Print every line of the listing exactly, please.
— start of Source records —
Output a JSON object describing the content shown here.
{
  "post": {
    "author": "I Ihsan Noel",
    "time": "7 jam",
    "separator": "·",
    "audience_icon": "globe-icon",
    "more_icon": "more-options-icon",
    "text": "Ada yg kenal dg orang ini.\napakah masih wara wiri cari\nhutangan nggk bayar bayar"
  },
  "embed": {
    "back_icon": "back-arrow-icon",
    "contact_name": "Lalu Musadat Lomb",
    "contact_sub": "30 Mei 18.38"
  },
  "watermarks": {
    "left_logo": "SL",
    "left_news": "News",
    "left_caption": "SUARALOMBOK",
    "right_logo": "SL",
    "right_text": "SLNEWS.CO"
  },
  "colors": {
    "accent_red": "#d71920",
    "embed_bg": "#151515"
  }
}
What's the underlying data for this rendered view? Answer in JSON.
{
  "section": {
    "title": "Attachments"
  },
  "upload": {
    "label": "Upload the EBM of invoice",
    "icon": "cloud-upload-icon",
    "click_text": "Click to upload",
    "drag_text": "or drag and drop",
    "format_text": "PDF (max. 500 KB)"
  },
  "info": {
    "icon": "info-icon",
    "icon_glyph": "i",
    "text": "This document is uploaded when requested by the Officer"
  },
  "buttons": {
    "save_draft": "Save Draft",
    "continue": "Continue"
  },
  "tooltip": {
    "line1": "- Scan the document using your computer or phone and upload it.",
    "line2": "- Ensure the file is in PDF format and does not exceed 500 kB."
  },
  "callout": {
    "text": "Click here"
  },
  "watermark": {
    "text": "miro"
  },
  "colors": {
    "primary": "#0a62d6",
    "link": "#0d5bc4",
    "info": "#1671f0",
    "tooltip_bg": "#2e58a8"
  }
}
— end of Source records —
_Result:_
Output a JSON object describing the content shown here.
{
  "post": {
    "author": "I Ihsan Noel",
    "time": "7 jam",
    "separator": "·",
    "audience_icon": "globe-icon",
    "more_icon": "more-options-icon",
    "text": "Ada yg kenal dg orang ini.\napakah masih wara wiri cari\nhutangan nggk bayar bayar"
  },
  "embed": {
    "back_icon": "back-arrow-icon",
    "contact_name": "Lalu Musadat Lomb",
    "contact_sub": "30 Mei 18.38"
  },
  "watermarks": {
    "left_logo": "SL",
    "left_news": "News",
    "left_caption": "SUARALOMBOK",
    "right_logo": "SL",
    "right_text": "SLNEWS.CO"
  },
  "colors": {
    "accent_red": "#d71920",
    "embed_bg": "#151515"
  }
}
What's the underlying data for this rendered view? Answer in JSON.
{
  "section": {
    "title": "Attachments"
  },
  "upload": {
    "label": "Upload the EBM of invoice",
    "icon": "cloud-upload-icon",
    "click_text": "Click to upload",
    "drag_text": "or drag and drop",
    "format_text": "PDF (max. 500 KB)"
  },
  "info": {
    "icon": "info-icon",
    "icon_glyph": "i",
    "text": "This document is uploaded when requested by the Officer"
  },
  "buttons": {
    "save_draft": "Save Draft",
    "continue": "Continue"
  },
  "tooltip": {
    "line1": "- Scan the document using your computer or phone and upload it.",
    "line2": "- Ensure the file is in PDF format and does not exceed 500 kB."
  },
  "callout": {
    "text": "Click here"
  },
  "watermark": {
    "text": "miro"
  },
  "colors": {
    "primary": "#0a62d6",
    "link": "#0d5bc4",
    "info": "#1671f0",
    "tooltip_bg": "#2e58a8"
  }
}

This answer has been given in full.